• TRECHO EXTRAÍDO

▬▬▬

Como não poderia deixar de ser, as coisas não caminhavam de tal forma que levasse os lavradores à conquista efetiva da terra. Neste período (tal como atualmente), o estado de Rondônia estava sob a mira de abutres como fazendeiros, grileiros, grandes comerciantes e altos funcionários públicos que, em uma “santa aliança” com a polícia e a pistolagem, buscava usurpar as terras desmatadas pelos camponeses diante das possibilidades reais de valorizações futuras em razão da construção de estradas e novas cidades. Muitíssimas famílias camponesas gaúchas, catarinenses, paranaenses e de outros estados foram constrangidas a vender seus lotes por preços irrisórios devido às ameaças de pistoleiros, fazendeiros e outros maus elementos. Tal como ainda ocorre, era comum que fazendeiros soltassem suas cabeças de gado em roças como forma de ameaçar e constranger as famílias camponesas. Não raramente, tais processos de grilagem terminavam em mortes. Verificava-se um fenômeno de falsificação de títulos de propriedade, terras griladas indo parar em nome de prefeitos, vereadores, juízes, dentre outras bizarrices.

Neste contexto de exploração e opressão, estavam dadas as condições objetivas para que o exemplo de luta do restante do país se estendesse também para o estado de Rondônia.

▬▬▬

• EXTRATO DE DADOS
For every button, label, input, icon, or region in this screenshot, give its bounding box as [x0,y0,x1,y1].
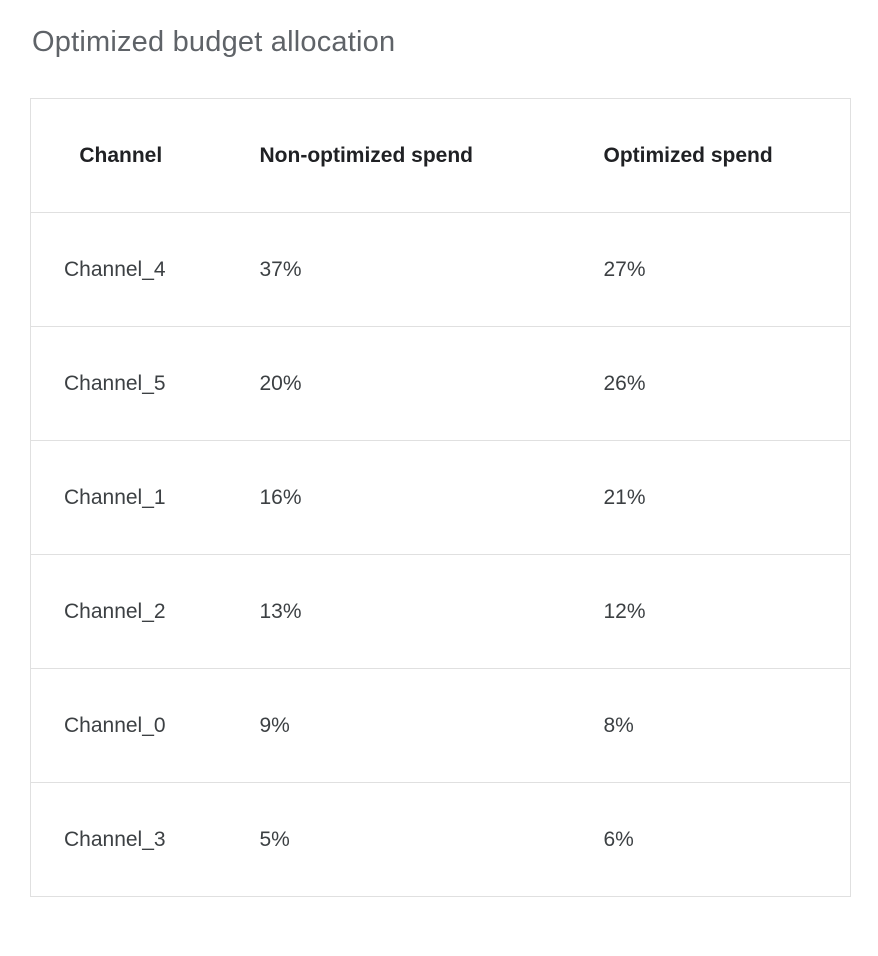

▬▬▬

• INSTRUÇÃO ESCRITA 1
Relacione os grupos que o trecho sobre Rondônia compara a abutres. Inclua todos os que ele menciona.
• INSTRUÇÃO ESCRITA 2
Responda com base no trecho sobre Rondônia:
(a) O que os fazendeiros soltavam nas roças para ameaçar as famílias camponesas?
(b) Por quais preços as famílias foram constrangidas a vender seus lotes?
(c) Em nome de quem iam parar as terras griladas, segundo os exemplos dados?
• INSTRUÇÃO ESCRITA 3
Transcreva do trecho sobre Rondônia a parte que vai de "Neste contexto de" a "estado de Rondônia.".

• RESPOSTA CORRETA 1
fazendeiros; grileiros; grandes comerciantes; altos funcionários públicos

• RESPOSTA CORRETA 2
(a) Suas cabeças de gado.
(b) Por preços irrisórios.
(c) De prefeitos, vereadores e juízes.

• RESPOSTA CORRETA 3
Neste contexto de exploração e opressão, estavam dadas as condições objetivas para que o exemplo de luta do restante do país se estendesse também para o estado de Rondônia.